Text passage:
One who relishes in gossip. One who sows division.
How do we pursue this godliness? How do we fight the good fight in this battle at hand?
Paul says here avoid false teaching…
If you don’t have the right type of teaching you can’t be godly. Otherwise, you’re just drawing from a poisoned well.
In Ephesus, there were false teachers. False teachers teaching a false gospel…
A gospel of obey and then you’re accepted. When in reality the gospel is the exact opposite.
You’re accepted… now obey.
You get this inexplicable, incalculable, unimaginable love right out of the gate.
And as one who is radically loved… now, go and live like Jesus.
That is the beauty of justification… when God pricks your heart of stone and by a miracle, it becomes a heart of flesh… From that millisecond… God looks at you and says, welcome and not a moment later.
Praise God?
I’ve heard a pastor say… “You get the hug from the beginning.”
You get the love from the beginning.
All of us need to hear that this morning. But maybe you made your way in here by some grace of God and you’ve never heard that Jesus desires you. Not because of what you can do for him but because you belong to him.
Have you been told something different, beloved?
Have you been seduced or burdened with something other than the free gift of grace made possible by Christ crucified?
Has someone told you that salvation comes by Jesus and… or salvation comes from Jesus but
Beloved when we talk about sound doctrine and good teaching, when we talk about how one is made right with God… as soon as you hear ANY word follow after Jesus, I hope you high tail it in the opposite direction. I mean, stop your ears and run.
Last week, I sat in our Discover the Glade class and I sat across the table from a couple that’s been feeling us out as a church, so to speak… in the dating phase if you will.
Which is great, it’s exciting, and what I heard back from this couple I thought was so refreshing.
They mentioned that for the past length of time they wanted to listen and get a feel for what we teach.
Do we stand on the Word of God?
Do we teach the gospel?
And in whether or not they knew it in a moment my heart sings! Right?
If you are here and you are looking for a church home? I would encourage you, before any other question or issue, you need to ask… what. do. they. teach?
We don’t cling to creativity or nuance, but friends we cling to a historic faith. A historic faith that has and will always stand the test of time.
We cling not to political or cultural ideology… Not to the ebbs and flows of society… But we cling to the substitutionary atonement that says Jesus stands in my place.
There is definitely a high responsibility on the teacher, every week.
And as soberly as I can say, hold us to a high account.
Anyone who walks these steps, holds this book and says, “Thus says the Lord,” there is no challenge more grave than that.
So you, Glade Church, expect much of your teachers… crave sound doctrine and truth.
Refine your pallets for what is good.
Like someone who knows fine wine… don’t settle for the boxed stuff. (Pause)
(Maybe that illustration would get an amen from the Presbyterians)
And in this way, friends, in this way, church, you will help root out false teachers or those who teach for selfish gain.
False teachers are not a thing of the past. You read these characteristics, envy, quarreling, slander, and so on and you ask who in their right mind would have such ill intent amongst God’s people?

Exercise details: Restate the sermon from "False teachers are" to "amongst God’s people?", putting "backbiting" in place of "slander".

Information provided:

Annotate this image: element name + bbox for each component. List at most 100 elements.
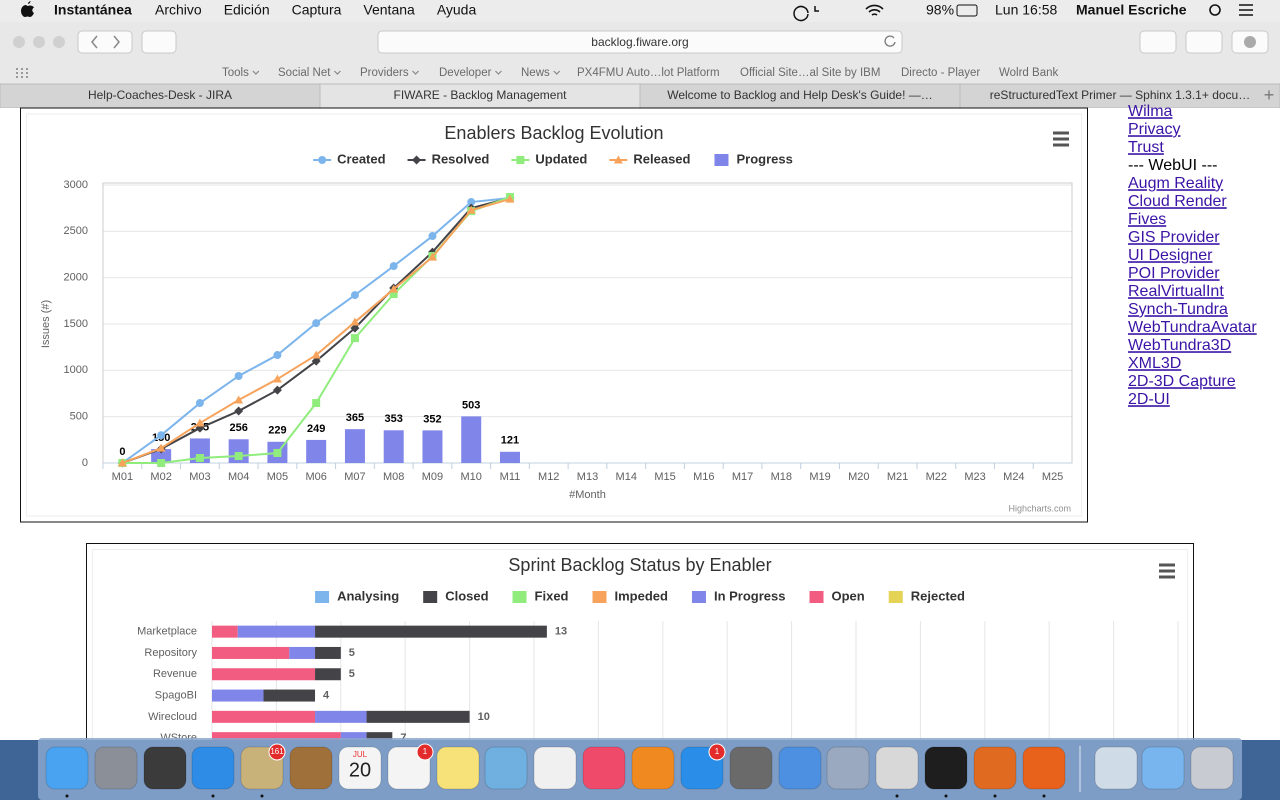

Correct output:
False teachers are not a thing of the past. You read these characteristics, envy, quarreling, backbiting, and so on and you ask who in their right mind would have such ill intent amongst God’s people?